WHAT YOU HAVE TO DO.
Leave out any picture and return the remaining listing below exactly as given.

*** RECORDS FOR THE TASK ***

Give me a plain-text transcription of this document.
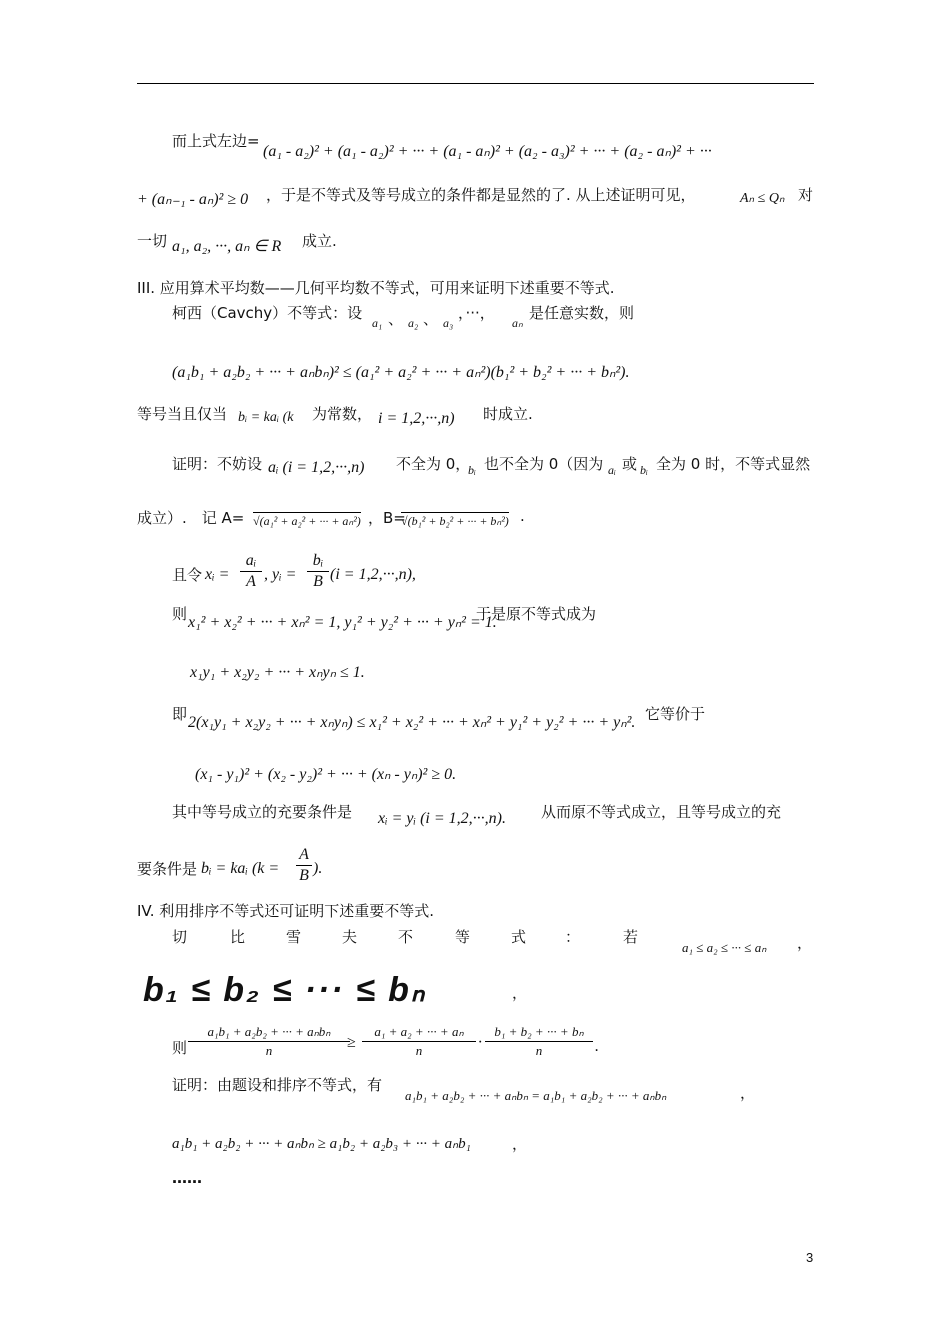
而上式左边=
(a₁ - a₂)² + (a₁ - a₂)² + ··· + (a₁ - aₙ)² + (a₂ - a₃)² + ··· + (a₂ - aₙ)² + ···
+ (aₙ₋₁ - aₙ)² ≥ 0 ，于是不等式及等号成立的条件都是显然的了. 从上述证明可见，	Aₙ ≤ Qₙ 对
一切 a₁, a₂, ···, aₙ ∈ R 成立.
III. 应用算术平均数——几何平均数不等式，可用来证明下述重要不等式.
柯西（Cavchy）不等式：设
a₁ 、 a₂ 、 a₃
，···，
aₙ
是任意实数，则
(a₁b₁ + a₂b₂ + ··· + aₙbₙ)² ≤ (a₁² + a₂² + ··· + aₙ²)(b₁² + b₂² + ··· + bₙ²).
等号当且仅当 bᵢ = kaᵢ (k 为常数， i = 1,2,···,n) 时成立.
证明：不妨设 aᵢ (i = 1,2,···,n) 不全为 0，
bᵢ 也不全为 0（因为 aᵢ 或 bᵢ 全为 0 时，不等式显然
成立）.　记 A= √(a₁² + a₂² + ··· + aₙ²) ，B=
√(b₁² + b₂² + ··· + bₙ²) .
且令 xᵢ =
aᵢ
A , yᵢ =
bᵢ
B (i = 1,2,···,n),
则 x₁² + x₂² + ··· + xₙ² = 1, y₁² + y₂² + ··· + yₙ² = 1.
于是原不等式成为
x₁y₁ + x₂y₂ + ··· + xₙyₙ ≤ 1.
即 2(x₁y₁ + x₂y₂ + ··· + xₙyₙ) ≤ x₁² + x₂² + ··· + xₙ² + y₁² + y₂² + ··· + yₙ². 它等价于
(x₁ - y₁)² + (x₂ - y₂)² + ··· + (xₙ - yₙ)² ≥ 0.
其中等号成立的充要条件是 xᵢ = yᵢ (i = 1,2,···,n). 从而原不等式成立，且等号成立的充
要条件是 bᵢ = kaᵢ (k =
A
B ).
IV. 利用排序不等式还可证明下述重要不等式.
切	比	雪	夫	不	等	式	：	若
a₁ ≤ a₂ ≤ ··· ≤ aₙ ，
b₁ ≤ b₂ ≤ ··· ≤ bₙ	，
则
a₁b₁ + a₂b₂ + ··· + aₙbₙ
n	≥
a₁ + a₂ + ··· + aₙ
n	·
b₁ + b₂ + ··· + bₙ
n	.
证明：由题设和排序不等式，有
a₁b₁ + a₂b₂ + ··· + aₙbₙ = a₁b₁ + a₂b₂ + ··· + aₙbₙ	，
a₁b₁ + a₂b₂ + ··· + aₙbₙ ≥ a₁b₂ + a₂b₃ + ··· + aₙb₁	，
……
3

***

TASK RESULT.
Give me a plain-text transcription of this document.
而上式左边=
(a₁ - a₂)² + (a₁ - a₂)² + ··· + (a₁ - aₙ)² + (a₂ - a₃)² + ··· + (a₂ - aₙ)² + ···
+ (aₙ₋₁ - aₙ)² ≥ 0 ，于是不等式及等号成立的条件都是显然的了. 从上述证明可见，	Aₙ ≤ Qₙ 对
一切 a₁, a₂, ···, aₙ ∈ R 成立.
III. 应用算术平均数——几何平均数不等式，可用来证明下述重要不等式.
柯西（Cavchy）不等式：设
a₁ 、 a₂ 、 a₃
，···，
aₙ
是任意实数，则
(a₁b₁ + a₂b₂ + ··· + aₙbₙ)² ≤ (a₁² + a₂² + ··· + aₙ²)(b₁² + b₂² + ··· + bₙ²).
等号当且仅当 bᵢ = kaᵢ (k 为常数， i = 1,2,···,n) 时成立.
证明：不妨设 aᵢ (i = 1,2,···,n) 不全为 0，
bᵢ 也不全为 0（因为 aᵢ 或 bᵢ 全为 0 时，不等式显然
成立）.　记 A= √(a₁² + a₂² + ··· + aₙ²) ，B=
√(b₁² + b₂² + ··· + bₙ²) .
且令 xᵢ =
aᵢ
A , yᵢ =
bᵢ
B (i = 1,2,···,n),
则 x₁² + x₂² + ··· + xₙ² = 1, y₁² + y₂² + ··· + yₙ² = 1.
于是原不等式成为
x₁y₁ + x₂y₂ + ··· + xₙyₙ ≤ 1.
即 2(x₁y₁ + x₂y₂ + ··· + xₙyₙ) ≤ x₁² + x₂² + ··· + xₙ² + y₁² + y₂² + ··· + yₙ². 它等价于
(x₁ - y₁)² + (x₂ - y₂)² + ··· + (xₙ - yₙ)² ≥ 0.
其中等号成立的充要条件是 xᵢ = yᵢ (i = 1,2,···,n). 从而原不等式成立，且等号成立的充
要条件是 bᵢ = kaᵢ (k =
A
B ).
IV. 利用排序不等式还可证明下述重要不等式.
切	比	雪	夫	不	等	式	：	若
a₁ ≤ a₂ ≤ ··· ≤ aₙ ，
b₁ ≤ b₂ ≤ ··· ≤ bₙ	，
则
a₁b₁ + a₂b₂ + ··· + aₙbₙ
n	≥
a₁ + a₂ + ··· + aₙ
n	·
b₁ + b₂ + ··· + bₙ
n	.
证明：由题设和排序不等式，有
a₁b₁ + a₂b₂ + ··· + aₙbₙ = a₁b₁ + a₂b₂ + ··· + aₙbₙ	，
a₁b₁ + a₂b₂ + ··· + aₙbₙ ≥ a₁b₂ + a₂b₃ + ··· + aₙb₁	，
……
3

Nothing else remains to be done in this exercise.